### Instructions for the task
Check every line of the entries below for the word "this", and copy the ones that have it.

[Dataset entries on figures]
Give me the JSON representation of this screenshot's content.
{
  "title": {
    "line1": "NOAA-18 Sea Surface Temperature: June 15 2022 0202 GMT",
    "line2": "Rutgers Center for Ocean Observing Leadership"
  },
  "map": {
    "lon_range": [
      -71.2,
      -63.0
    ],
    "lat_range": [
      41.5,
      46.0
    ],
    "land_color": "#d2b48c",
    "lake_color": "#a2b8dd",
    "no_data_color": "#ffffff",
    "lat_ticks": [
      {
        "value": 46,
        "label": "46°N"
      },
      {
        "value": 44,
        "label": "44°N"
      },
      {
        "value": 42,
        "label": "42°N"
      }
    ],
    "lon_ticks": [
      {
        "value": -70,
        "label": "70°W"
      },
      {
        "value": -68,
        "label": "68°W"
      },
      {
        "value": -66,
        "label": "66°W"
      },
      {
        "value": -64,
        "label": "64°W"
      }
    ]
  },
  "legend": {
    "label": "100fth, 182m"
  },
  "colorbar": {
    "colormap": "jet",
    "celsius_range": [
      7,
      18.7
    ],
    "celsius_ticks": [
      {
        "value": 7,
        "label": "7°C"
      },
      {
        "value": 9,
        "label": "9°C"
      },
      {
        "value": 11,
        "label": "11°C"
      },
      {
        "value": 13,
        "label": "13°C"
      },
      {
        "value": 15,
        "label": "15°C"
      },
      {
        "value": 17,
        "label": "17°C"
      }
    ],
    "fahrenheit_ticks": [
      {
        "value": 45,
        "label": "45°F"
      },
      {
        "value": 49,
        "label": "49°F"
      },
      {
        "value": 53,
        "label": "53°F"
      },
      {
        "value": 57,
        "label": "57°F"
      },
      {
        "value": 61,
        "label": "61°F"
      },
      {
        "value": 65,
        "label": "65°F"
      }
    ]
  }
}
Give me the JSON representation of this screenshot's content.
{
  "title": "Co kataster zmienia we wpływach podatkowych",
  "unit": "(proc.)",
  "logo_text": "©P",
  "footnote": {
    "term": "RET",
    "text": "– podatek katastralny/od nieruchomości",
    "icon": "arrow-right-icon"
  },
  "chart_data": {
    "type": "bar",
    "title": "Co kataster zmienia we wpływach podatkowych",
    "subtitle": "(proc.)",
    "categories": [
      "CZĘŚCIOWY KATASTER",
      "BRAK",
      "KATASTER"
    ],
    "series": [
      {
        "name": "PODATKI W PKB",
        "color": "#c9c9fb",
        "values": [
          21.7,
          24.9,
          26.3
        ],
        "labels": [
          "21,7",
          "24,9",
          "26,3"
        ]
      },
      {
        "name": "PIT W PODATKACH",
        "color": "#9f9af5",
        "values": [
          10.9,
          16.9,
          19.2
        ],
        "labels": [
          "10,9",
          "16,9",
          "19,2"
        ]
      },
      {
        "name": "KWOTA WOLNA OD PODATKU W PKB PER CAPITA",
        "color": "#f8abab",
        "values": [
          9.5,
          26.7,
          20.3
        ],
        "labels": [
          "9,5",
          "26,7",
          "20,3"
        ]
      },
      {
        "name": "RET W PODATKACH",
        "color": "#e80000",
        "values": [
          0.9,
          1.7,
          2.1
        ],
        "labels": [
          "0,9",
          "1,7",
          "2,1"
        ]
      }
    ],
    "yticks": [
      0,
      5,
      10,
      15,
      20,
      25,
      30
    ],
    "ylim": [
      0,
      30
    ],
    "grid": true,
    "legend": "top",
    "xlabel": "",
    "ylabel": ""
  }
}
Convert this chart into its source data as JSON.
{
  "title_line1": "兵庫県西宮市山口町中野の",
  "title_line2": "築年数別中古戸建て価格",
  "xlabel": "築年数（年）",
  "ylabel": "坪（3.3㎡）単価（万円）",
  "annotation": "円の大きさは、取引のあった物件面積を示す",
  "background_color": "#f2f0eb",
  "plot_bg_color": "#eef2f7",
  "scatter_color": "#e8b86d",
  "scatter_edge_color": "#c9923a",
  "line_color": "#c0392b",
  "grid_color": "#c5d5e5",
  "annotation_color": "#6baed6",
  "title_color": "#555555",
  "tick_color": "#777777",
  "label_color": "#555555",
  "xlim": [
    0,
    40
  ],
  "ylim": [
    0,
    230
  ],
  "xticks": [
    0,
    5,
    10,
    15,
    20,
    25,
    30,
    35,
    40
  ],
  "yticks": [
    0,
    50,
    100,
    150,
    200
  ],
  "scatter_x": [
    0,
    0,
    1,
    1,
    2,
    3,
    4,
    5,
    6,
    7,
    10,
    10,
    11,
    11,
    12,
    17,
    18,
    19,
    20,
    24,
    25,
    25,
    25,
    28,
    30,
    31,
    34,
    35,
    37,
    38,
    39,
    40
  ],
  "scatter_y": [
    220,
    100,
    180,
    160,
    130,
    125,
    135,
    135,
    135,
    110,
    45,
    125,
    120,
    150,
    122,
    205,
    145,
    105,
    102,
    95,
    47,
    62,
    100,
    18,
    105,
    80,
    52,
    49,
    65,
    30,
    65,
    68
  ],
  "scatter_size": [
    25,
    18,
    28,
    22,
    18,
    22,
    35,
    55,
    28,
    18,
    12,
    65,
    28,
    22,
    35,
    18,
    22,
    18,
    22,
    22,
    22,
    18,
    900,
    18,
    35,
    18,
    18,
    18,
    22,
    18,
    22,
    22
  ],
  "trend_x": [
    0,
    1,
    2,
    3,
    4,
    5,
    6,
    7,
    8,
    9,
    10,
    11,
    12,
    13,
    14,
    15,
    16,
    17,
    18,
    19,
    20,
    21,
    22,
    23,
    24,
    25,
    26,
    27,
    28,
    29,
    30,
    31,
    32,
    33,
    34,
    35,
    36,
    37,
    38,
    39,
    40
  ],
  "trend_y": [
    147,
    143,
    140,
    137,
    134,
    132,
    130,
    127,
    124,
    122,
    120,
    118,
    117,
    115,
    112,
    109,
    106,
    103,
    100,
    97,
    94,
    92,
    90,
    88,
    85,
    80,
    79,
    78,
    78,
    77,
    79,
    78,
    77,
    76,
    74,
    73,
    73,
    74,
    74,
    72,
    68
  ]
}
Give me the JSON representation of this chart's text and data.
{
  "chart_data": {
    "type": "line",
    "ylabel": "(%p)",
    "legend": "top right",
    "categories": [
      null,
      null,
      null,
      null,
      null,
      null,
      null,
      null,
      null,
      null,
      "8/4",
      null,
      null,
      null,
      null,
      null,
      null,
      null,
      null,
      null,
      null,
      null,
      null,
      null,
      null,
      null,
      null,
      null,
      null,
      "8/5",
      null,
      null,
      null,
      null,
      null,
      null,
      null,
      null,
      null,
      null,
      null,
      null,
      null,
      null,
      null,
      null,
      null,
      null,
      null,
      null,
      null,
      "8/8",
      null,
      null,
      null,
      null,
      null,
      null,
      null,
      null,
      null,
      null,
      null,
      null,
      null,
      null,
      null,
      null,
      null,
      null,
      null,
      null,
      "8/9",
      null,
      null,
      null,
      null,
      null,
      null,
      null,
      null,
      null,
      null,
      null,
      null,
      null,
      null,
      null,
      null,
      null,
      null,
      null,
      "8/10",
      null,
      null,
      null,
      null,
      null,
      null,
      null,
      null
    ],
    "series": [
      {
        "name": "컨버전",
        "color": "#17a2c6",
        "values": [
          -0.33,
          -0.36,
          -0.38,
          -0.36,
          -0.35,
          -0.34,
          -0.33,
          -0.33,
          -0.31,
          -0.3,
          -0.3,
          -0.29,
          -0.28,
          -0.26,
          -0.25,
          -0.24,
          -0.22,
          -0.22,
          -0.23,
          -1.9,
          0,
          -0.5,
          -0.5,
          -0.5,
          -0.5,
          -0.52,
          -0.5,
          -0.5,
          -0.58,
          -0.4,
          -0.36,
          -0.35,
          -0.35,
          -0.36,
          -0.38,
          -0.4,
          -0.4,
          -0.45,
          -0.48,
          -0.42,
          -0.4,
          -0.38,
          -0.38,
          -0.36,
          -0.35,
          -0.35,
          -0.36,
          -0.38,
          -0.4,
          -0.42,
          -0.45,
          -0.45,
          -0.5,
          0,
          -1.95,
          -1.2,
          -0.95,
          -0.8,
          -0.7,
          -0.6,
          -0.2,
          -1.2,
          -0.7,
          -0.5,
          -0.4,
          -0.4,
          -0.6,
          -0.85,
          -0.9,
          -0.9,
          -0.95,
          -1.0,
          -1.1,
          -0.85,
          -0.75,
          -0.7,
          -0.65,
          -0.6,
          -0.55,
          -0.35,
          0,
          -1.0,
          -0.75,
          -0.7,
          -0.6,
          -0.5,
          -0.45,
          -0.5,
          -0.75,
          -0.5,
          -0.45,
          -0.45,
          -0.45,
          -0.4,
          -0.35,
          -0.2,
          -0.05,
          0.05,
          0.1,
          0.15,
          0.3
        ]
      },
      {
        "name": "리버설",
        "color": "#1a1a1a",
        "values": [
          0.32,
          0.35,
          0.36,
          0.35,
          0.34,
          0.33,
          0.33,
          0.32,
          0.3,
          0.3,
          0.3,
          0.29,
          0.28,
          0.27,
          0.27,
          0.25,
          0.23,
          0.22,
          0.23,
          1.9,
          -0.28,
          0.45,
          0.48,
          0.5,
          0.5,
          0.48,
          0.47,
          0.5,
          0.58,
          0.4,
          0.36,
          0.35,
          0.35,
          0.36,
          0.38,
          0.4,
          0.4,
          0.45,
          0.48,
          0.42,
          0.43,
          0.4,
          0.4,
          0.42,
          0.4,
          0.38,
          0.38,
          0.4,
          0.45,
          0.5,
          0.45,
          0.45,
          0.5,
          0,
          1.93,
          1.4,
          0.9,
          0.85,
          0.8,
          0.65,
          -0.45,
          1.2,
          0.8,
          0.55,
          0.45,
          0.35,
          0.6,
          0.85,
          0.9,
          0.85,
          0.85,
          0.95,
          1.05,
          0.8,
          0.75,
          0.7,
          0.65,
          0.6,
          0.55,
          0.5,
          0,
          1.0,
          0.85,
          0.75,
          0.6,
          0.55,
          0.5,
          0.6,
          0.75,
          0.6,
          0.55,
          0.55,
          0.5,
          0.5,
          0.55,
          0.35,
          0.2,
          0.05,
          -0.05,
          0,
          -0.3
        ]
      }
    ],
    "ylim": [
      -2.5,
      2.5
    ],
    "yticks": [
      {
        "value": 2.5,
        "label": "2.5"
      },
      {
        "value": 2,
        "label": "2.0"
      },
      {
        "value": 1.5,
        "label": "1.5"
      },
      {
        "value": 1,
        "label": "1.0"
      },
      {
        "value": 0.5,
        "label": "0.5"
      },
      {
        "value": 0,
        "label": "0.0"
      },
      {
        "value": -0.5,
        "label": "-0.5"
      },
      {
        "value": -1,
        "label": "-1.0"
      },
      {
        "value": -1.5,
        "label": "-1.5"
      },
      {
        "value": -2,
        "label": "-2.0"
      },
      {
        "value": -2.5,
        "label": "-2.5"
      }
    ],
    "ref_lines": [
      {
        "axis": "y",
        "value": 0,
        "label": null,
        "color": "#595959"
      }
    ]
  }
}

### Solution below
Give me the JSON representation of this screenshot's content.
Give me the JSON representation of this screenshot's content.
Convert this chart into its source data as JSON.
Give me the JSON representation of this chart's text and data.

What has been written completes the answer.